Look through the listing and locate every line containing the word "Data"; copy those lines.

# start of MATERIALS PROVIDED

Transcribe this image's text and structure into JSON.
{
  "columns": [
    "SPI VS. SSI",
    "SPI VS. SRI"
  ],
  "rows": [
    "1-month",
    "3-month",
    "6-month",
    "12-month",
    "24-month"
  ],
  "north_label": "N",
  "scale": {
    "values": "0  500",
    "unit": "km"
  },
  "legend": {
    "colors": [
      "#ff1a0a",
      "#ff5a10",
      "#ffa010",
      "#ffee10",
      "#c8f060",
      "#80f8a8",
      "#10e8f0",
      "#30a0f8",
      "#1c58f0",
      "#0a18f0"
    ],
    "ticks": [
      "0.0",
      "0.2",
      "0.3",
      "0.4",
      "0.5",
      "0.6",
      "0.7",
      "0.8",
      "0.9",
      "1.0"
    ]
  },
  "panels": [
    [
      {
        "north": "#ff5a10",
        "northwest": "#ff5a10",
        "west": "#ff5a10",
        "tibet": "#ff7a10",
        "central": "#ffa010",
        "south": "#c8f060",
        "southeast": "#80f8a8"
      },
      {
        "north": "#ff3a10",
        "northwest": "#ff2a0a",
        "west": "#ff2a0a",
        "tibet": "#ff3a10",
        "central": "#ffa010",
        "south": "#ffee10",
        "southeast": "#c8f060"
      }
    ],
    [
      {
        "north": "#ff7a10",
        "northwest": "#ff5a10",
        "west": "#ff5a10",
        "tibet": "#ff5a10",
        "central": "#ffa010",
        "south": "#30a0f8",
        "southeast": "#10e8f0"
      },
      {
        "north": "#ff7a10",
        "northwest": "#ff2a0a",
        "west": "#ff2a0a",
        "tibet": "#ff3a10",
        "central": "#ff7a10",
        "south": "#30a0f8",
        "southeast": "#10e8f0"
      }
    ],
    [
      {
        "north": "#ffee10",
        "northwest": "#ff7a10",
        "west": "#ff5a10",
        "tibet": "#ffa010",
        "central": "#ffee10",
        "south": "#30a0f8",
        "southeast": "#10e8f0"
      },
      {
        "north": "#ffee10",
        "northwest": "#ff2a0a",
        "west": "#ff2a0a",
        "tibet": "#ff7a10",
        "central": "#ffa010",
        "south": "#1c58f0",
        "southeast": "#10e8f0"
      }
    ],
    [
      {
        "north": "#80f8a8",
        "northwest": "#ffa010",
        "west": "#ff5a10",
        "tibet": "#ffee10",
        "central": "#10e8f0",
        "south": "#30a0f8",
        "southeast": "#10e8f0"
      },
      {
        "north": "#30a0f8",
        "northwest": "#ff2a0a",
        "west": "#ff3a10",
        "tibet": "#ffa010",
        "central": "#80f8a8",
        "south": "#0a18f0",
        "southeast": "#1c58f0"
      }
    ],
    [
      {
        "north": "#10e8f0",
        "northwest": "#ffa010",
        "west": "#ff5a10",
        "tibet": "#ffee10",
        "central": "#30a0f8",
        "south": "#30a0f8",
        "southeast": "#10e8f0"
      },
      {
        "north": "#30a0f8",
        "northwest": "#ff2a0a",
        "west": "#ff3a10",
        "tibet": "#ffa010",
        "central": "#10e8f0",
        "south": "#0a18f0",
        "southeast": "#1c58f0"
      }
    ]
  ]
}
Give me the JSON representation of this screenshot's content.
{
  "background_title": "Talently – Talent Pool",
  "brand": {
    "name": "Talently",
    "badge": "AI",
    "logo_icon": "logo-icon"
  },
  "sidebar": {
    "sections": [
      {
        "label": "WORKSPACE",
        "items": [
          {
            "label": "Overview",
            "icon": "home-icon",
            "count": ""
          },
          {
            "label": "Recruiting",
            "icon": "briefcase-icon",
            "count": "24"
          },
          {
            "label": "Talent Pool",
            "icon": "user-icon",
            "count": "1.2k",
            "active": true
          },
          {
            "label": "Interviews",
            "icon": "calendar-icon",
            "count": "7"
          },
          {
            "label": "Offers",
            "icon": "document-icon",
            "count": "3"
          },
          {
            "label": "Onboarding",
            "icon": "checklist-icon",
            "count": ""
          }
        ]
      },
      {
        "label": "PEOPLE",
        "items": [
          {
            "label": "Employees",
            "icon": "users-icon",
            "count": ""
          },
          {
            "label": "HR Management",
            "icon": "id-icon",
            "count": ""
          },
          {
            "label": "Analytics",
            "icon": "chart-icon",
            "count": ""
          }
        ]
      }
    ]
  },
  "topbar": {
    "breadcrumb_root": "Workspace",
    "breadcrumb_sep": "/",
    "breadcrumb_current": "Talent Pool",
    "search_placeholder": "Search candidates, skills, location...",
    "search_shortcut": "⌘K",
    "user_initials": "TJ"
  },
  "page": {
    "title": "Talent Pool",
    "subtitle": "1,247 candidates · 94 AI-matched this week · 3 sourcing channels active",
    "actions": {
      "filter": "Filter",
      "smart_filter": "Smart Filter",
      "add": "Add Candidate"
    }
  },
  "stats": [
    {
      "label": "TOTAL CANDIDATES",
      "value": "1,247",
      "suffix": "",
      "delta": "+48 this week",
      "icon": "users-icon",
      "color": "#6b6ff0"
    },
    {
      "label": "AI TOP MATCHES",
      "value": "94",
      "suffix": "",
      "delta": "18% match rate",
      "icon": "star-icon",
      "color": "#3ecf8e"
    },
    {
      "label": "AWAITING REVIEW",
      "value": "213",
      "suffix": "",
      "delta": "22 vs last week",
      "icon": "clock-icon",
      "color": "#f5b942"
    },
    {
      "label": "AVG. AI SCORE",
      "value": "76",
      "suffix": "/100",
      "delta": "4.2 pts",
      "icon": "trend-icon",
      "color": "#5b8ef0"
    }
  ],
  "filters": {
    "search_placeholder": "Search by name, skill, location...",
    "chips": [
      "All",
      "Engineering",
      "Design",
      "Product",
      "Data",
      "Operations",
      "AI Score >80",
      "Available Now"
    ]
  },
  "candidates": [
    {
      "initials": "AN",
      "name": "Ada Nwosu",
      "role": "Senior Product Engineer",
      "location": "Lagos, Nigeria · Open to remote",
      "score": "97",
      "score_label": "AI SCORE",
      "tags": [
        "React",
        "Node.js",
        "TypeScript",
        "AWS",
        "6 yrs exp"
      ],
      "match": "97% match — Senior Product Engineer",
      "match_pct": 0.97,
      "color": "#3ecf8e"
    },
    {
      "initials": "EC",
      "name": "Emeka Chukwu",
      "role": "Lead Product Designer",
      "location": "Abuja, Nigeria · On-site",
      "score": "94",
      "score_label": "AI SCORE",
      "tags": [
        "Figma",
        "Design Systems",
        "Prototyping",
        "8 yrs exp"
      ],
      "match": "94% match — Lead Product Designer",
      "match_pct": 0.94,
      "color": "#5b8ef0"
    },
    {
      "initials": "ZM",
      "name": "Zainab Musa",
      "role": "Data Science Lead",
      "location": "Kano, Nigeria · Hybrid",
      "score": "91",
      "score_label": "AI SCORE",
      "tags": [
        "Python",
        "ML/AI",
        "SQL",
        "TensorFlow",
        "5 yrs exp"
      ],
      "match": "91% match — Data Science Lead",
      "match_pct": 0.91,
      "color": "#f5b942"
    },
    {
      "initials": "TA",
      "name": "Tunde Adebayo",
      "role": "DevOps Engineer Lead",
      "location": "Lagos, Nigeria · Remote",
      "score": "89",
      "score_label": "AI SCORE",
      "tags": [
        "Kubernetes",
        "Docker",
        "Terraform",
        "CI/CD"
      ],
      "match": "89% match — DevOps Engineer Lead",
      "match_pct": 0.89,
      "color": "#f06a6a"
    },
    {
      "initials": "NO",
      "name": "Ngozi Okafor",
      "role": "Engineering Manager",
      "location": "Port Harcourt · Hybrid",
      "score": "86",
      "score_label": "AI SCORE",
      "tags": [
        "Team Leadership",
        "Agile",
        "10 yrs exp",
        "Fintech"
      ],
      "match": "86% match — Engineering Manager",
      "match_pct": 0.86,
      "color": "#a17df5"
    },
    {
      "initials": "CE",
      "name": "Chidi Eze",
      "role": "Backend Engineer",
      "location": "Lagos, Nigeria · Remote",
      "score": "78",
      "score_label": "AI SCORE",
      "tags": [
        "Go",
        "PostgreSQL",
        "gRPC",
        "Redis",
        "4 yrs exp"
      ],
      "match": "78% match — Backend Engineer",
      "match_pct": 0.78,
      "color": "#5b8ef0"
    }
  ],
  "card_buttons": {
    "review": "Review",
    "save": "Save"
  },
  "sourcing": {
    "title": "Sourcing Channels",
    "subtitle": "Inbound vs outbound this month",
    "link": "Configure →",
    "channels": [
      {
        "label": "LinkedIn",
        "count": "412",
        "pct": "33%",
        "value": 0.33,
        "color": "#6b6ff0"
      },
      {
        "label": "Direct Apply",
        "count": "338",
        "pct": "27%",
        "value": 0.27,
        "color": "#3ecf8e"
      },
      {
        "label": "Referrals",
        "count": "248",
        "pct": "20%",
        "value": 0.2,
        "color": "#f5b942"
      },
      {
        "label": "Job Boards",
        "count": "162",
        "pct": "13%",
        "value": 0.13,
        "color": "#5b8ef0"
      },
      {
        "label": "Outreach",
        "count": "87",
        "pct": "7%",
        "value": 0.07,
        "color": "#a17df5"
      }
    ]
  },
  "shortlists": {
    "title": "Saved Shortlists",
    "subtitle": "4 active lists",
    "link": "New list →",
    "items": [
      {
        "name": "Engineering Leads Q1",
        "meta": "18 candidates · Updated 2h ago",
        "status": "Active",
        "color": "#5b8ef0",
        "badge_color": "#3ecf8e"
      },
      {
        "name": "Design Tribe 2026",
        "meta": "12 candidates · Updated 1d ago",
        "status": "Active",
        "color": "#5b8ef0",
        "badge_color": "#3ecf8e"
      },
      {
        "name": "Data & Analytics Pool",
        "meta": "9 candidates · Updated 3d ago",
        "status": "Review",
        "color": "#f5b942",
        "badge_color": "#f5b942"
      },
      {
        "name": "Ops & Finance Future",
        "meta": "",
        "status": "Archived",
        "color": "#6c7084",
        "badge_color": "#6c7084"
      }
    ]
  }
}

# end of MATERIALS PROVIDED

- OUTPUT:
      "Data",
      "role": "Data Science Lead",
      "match": "91% match — Data Science Lead",
        "name": "Data & Analytics Pool",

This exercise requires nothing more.